■ What you have to do:
Scan the records and identify every line in which the string "Japan" occurs, then return those lines.

____

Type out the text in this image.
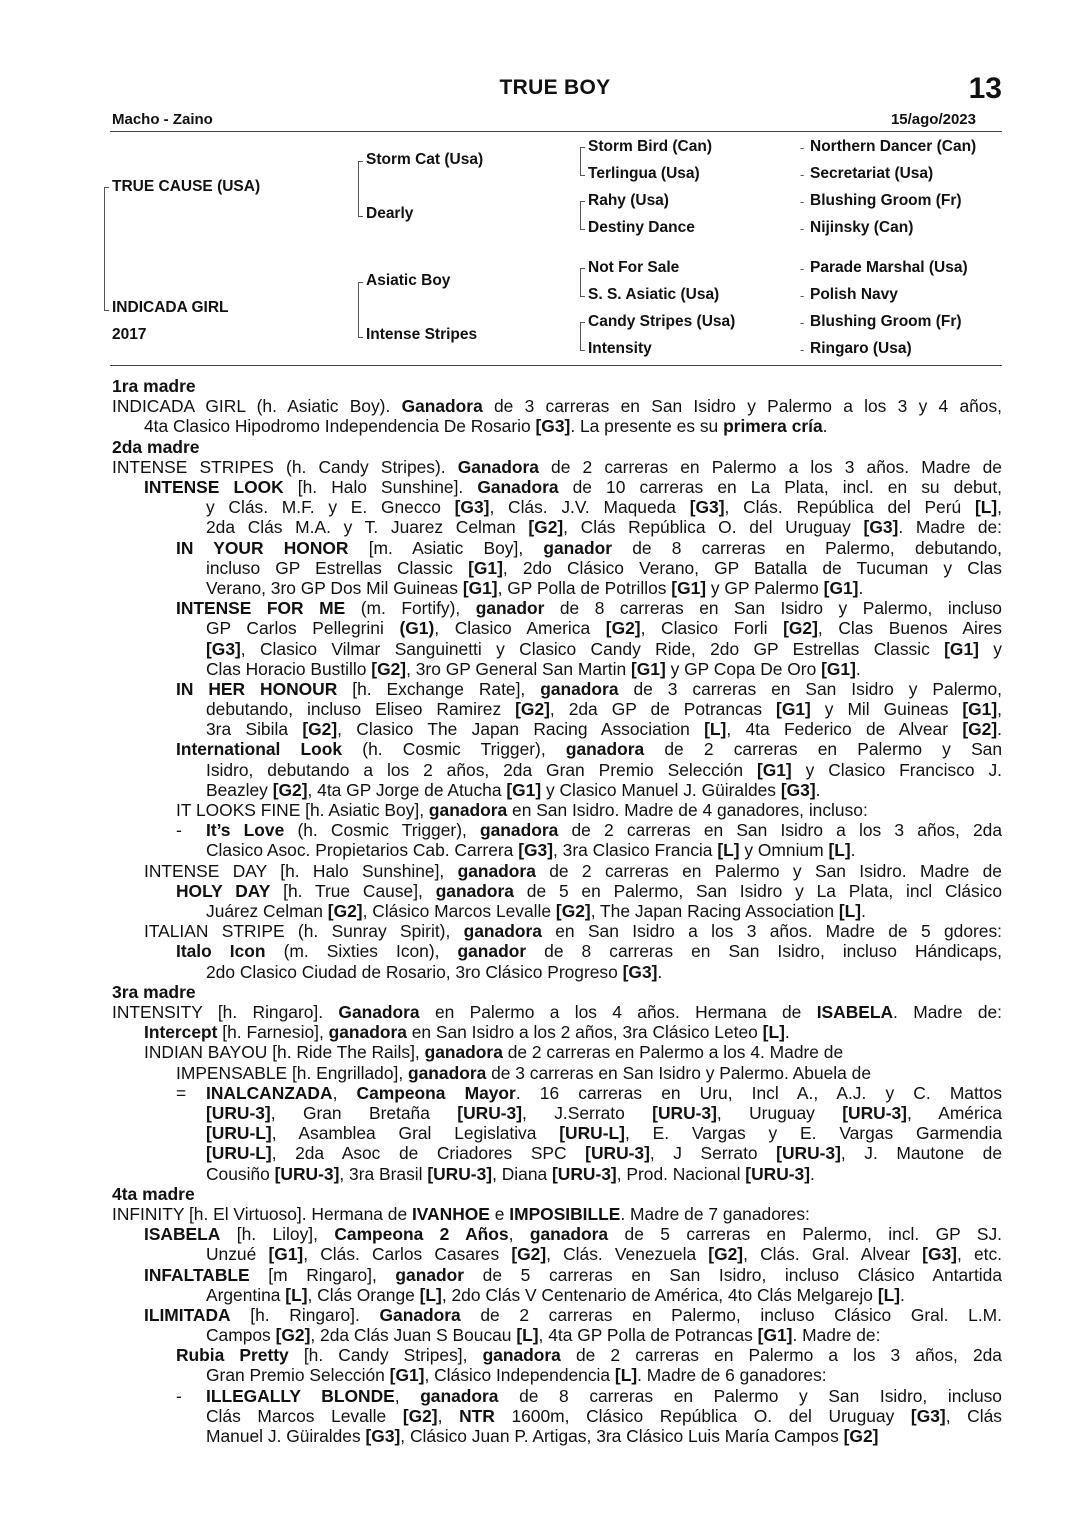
TRUE BOY	13
Macho - Zaino	15/ago/2023
TRUE CAUSE (USA)
INDICADA GIRL
2017
Storm Cat (Usa)
Dearly
Asiatic Boy
Intense Stripes
Storm Bird (Can)
Terlingua (Usa)
Rahy (Usa)
Destiny Dance
Not For Sale
S. S. Asiatic (Usa)
Candy Stripes (Usa)
Intensity
-
-
-
-
-
-
-
-
Northern Dancer (Can)
Secretariat (Usa)
Blushing Groom (Fr)
Nijinsky (Can)
Parade Marshal (Usa)
Polish Navy
Blushing Groom (Fr)
Ringaro (Usa)
1ra madre
INDICADA GIRL (h. Asiatic Boy). Ganadora de 3 carreras en San Isidro y Palermo a los 3 y 4 años,
4ta Clasico Hipodromo Independencia De Rosario [G3]. La presente es su primera cría.
2da madre
INTENSE STRIPES (h. Candy Stripes). Ganadora de 2 carreras en Palermo a los 3 años. Madre de
INTENSE LOOK [h. Halo Sunshine]. Ganadora de 10 carreras en La Plata, incl. en su debut,
y Clás. M.F. y E. Gnecco [G3], Clás. J.V. Maqueda [G3], Clás. República del Perú [L],
2da Clás M.A. y T. Juarez Celman [G2], Clás República O. del Uruguay [G3]. Madre de:
IN YOUR HONOR [m. Asiatic Boy], ganador de 8 carreras en Palermo, debutando,
incluso GP Estrellas Classic [G1], 2do Clásico Verano, GP Batalla de Tucuman y Clas
Verano, 3ro GP Dos Mil Guineas [G1], GP Polla de Potrillos [G1] y GP Palermo [G1].
INTENSE FOR ME (m. Fortify), ganador de 8 carreras en San Isidro y Palermo, incluso
GP Carlos Pellegrini (G1), Clasico America [G2], Clasico Forli [G2], Clas Buenos Aires
[G3], Clasico Vilmar Sanguinetti y Clasico Candy Ride, 2do GP Estrellas Classic [G1] y
Clas Horacio Bustillo [G2], 3ro GP General San Martin [G1] y GP Copa De Oro [G1].
IN HER HONOUR [h. Exchange Rate], ganadora de 3 carreras en San Isidro y Palermo,
debutando, incluso Eliseo Ramirez [G2], 2da GP de Potrancas [G1] y Mil Guineas [G1],
3ra Sibila [G2], Clasico The Japan Racing Association [L], 4ta Federico de Alvear [G2].
International Look (h. Cosmic Trigger), ganadora de 2 carreras en Palermo y San
Isidro, debutando a los 2 años, 2da Gran Premio Selección [G1] y Clasico Francisco J.
Beazley [G2], 4ta GP Jorge de Atucha [G1] y Clasico Manuel J. Güiraldes [G3].
IT LOOKS FINE [h. Asiatic Boy], ganadora en San Isidro. Madre de 4 ganadores, incluso:
- It’s Love (h. Cosmic Trigger), ganadora de 2 carreras en San Isidro a los 3 años, 2da
Clasico Asoc. Propietarios Cab. Carrera [G3], 3ra Clasico Francia [L] y Omnium [L].
INTENSE DAY [h. Halo Sunshine], ganadora de 2 carreras en Palermo y San Isidro. Madre de
HOLY DAY [h. True Cause], ganadora de 5 en Palermo, San Isidro y La Plata, incl Clásico
Juárez Celman [G2], Clásico Marcos Levalle [G2], The Japan Racing Association [L].
ITALIAN STRIPE (h. Sunray Spirit), ganadora en San Isidro a los 3 años. Madre de 5 gdores:
Italo Icon (m. Sixties Icon), ganador de 8 carreras en San Isidro, incluso Hándicaps,
2do Clasico Ciudad de Rosario, 3ro Clásico Progreso [G3].
3ra madre
INTENSITY [h. Ringaro]. Ganadora en Palermo a los 4 años. Hermana de ISABELA. Madre de:
Intercept [h. Farnesio], ganadora en San Isidro a los 2 años, 3ra Clásico Leteo [L].
INDIAN BAYOU [h. Ride The Rails], ganadora de 2 carreras en Palermo a los 4. Madre de
IMPENSABLE [h. Engrillado], ganadora de 3 carreras en San Isidro y Palermo. Abuela de
= INALCANZADA, Campeona Mayor. 16 carreras en Uru, Incl A., A.J. y C. Mattos
[URU-3], Gran Bretaña [URU-3], J.Serrato [URU-3], Uruguay [URU-3], América
[URU-L], Asamblea Gral Legislativa [URU-L], E. Vargas y E. Vargas Garmendia
[URU-L], 2da Asoc de Criadores SPC [URU-3], J Serrato [URU-3], J. Mautone de
Cousiño [URU-3], 3ra Brasil [URU-3], Diana [URU-3], Prod. Nacional [URU-3].
4ta madre
INFINITY [h. El Virtuoso]. Hermana de IVANHOE e IMPOSIBILLE. Madre de 7 ganadores:
ISABELA [h. Liloy], Campeona 2 Años, ganadora de 5 carreras en Palermo, incl. GP SJ.
Unzué [G1], Clás. Carlos Casares [G2], Clás. Venezuela [G2], Clás. Gral. Alvear [G3], etc.
INFALTABLE [m Ringaro], ganador de 5 carreras en San Isidro, incluso Clásico Antartida
Argentina [L], Clás Orange [L], 2do Clás V Centenario de América, 4to Clás Melgarejo [L].
ILIMITADA [h. Ringaro]. Ganadora de 2 carreras en Palermo, incluso Clásico Gral. L.M.
Campos [G2], 2da Clás Juan S Boucau [L], 4ta GP Polla de Potrancas [G1]. Madre de:
Rubia Pretty [h. Candy Stripes], ganadora de 2 carreras en Palermo a los 3 años, 2da
Gran Premio Selección [G1], Clásico Independencia [L]. Madre de 6 ganadores:
- ILLEGALLY BLONDE, ganadora de 8 carreras en Palermo y San Isidro, incluso
Clás Marcos Levalle [G2], NTR 1600m, Clásico República O. del Uruguay [G3], Clás
Manuel J. Güiraldes [G3], Clásico Juan P. Artigas, 3ra Clásico Luis María Campos [G2]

____

■ Full response:
3ra Sibila [G2], Clasico The Japan Racing Association [L], 4ta Federico de Alvear [G2].
Juárez Celman [G2], Clásico Marcos Levalle [G2], The Japan Racing Association [L].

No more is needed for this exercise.